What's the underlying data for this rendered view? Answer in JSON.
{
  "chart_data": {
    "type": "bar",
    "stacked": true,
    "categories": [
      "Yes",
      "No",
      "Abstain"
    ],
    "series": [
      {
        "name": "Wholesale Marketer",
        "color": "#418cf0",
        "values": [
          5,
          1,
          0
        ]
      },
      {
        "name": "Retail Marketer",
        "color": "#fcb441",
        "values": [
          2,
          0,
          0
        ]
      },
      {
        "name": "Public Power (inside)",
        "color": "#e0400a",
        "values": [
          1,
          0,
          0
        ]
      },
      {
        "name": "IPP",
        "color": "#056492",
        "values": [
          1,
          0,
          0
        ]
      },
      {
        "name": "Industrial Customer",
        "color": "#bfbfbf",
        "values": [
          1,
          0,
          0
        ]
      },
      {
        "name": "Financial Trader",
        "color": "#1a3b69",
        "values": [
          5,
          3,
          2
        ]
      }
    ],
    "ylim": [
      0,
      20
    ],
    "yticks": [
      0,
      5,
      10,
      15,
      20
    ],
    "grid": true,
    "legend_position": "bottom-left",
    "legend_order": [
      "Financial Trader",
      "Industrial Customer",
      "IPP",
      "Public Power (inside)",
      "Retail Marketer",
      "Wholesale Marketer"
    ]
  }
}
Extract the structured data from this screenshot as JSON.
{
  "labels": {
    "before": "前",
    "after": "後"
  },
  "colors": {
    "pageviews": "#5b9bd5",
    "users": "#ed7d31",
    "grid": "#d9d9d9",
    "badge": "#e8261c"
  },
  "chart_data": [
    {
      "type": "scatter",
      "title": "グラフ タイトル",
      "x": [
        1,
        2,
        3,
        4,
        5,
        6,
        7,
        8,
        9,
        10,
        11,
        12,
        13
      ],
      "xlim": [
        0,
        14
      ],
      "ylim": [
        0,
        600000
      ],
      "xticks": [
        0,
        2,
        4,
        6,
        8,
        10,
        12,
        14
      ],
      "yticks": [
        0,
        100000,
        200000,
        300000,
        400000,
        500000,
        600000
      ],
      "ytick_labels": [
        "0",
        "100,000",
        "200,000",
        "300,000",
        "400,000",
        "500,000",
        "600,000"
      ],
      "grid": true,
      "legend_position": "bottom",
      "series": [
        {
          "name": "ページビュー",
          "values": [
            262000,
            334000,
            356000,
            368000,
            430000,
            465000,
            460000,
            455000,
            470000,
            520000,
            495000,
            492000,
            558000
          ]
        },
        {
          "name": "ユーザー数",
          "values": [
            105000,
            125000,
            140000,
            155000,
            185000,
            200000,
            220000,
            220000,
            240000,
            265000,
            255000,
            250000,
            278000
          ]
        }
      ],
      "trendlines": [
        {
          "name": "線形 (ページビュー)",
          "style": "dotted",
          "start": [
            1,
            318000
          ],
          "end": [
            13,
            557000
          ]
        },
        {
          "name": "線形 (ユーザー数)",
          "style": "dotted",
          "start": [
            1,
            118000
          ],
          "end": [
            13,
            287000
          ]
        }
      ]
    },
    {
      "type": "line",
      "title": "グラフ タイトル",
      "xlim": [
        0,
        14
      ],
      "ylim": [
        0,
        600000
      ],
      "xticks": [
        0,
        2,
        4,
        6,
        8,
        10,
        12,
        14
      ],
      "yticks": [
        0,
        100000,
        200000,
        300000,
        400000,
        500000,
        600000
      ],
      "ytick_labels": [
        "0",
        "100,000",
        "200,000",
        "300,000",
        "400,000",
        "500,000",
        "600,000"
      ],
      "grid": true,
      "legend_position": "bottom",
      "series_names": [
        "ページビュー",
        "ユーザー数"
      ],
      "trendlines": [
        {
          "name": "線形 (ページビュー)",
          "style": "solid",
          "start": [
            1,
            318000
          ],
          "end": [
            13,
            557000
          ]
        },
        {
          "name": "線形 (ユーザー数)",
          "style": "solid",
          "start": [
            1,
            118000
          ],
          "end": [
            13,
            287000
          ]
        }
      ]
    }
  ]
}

### WHAT YOU SHOULD DO
Copy out each line exactly as written.

### RIGHT ANSWER
What's the underlying data for this rendered view? Answer in JSON.
{
  "chart_data": {
    "type": "bar",
    "stacked": true,
    "categories": [
      "Yes",
      "No",
      "Abstain"
    ],
    "series": [
      {
        "name": "Wholesale Marketer",
        "color": "#418cf0",
        "values": [
          5,
          1,
          0
        ]
      },
      {
        "name": "Retail Marketer",
        "color": "#fcb441",
        "values": [
          2,
          0,
          0
        ]
      },
      {
        "name": "Public Power (inside)",
        "color": "#e0400a",
        "values": [
          1,
          0,
          0
        ]
      },
      {
        "name": "IPP",
        "color": "#056492",
        "values": [
          1,
          0,
          0
        ]
      },
      {
        "name": "Industrial Customer",
        "color": "#bfbfbf",
        "values": [
          1,
          0,
          0
        ]
      },
      {
        "name": "Financial Trader",
        "color": "#1a3b69",
        "values": [
          5,
          3,
          2
        ]
      }
    ],
    "ylim": [
      0,
      20
    ],
    "yticks": [
      0,
      5,
      10,
      15,
      20
    ],
    "grid": true,
    "legend_position": "bottom-left",
    "legend_order": [
      "Financial Trader",
      "Industrial Customer",
      "IPP",
      "Public Power (inside)",
      "Retail Marketer",
      "Wholesale Marketer"
    ]
  }
}
Extract the structured data from this screenshot as JSON.
{
  "labels": {
    "before": "前",
    "after": "後"
  },
  "colors": {
    "pageviews": "#5b9bd5",
    "users": "#ed7d31",
    "grid": "#d9d9d9",
    "badge": "#e8261c"
  },
  "chart_data": [
    {
      "type": "scatter",
      "title": "グラフ タイトル",
      "x": [
        1,
        2,
        3,
        4,
        5,
        6,
        7,
        8,
        9,
        10,
        11,
        12,
        13
      ],
      "xlim": [
        0,
        14
      ],
      "ylim": [
        0,
        600000
      ],
      "xticks": [
        0,
        2,
        4,
        6,
        8,
        10,
        12,
        14
      ],
      "yticks": [
        0,
        100000,
        200000,
        300000,
        400000,
        500000,
        600000
      ],
      "ytick_labels": [
        "0",
        "100,000",
        "200,000",
        "300,000",
        "400,000",
        "500,000",
        "600,000"
      ],
      "grid": true,
      "legend_position": "bottom",
      "series": [
        {
          "name": "ページビュー",
          "values": [
            262000,
            334000,
            356000,
            368000,
            430000,
            465000,
            460000,
            455000,
            470000,
            520000,
            495000,
            492000,
            558000
          ]
        },
        {
          "name": "ユーザー数",
          "values": [
            105000,
            125000,
            140000,
            155000,
            185000,
            200000,
            220000,
            220000,
            240000,
            265000,
            255000,
            250000,
            278000
          ]
        }
      ],
      "trendlines": [
        {
          "name": "線形 (ページビュー)",
          "style": "dotted",
          "start": [
            1,
            318000
          ],
          "end": [
            13,
            557000
          ]
        },
        {
          "name": "線形 (ユーザー数)",
          "style": "dotted",
          "start": [
            1,
            118000
          ],
          "end": [
            13,
            287000
          ]
        }
      ]
    },
    {
      "type": "line",
      "title": "グラフ タイトル",
      "xlim": [
        0,
        14
      ],
      "ylim": [
        0,
        600000
      ],
      "xticks": [
        0,
        2,
        4,
        6,
        8,
        10,
        12,
        14
      ],
      "yticks": [
        0,
        100000,
        200000,
        300000,
        400000,
        500000,
        600000
      ],
      "ytick_labels": [
        "0",
        "100,000",
        "200,000",
        "300,000",
        "400,000",
        "500,000",
        "600,000"
      ],
      "grid": true,
      "legend_position": "bottom",
      "series_names": [
        "ページビュー",
        "ユーザー数"
      ],
      "trendlines": [
        {
          "name": "線形 (ページビュー)",
          "style": "solid",
          "start": [
            1,
            318000
          ],
          "end": [
            13,
            557000
          ]
        },
        {
          "name": "線形 (ユーザー数)",
          "style": "solid",
          "start": [
            1,
            118000
          ],
          "end": [
            13,
            287000
          ]
        }
      ]
    }
  ]
}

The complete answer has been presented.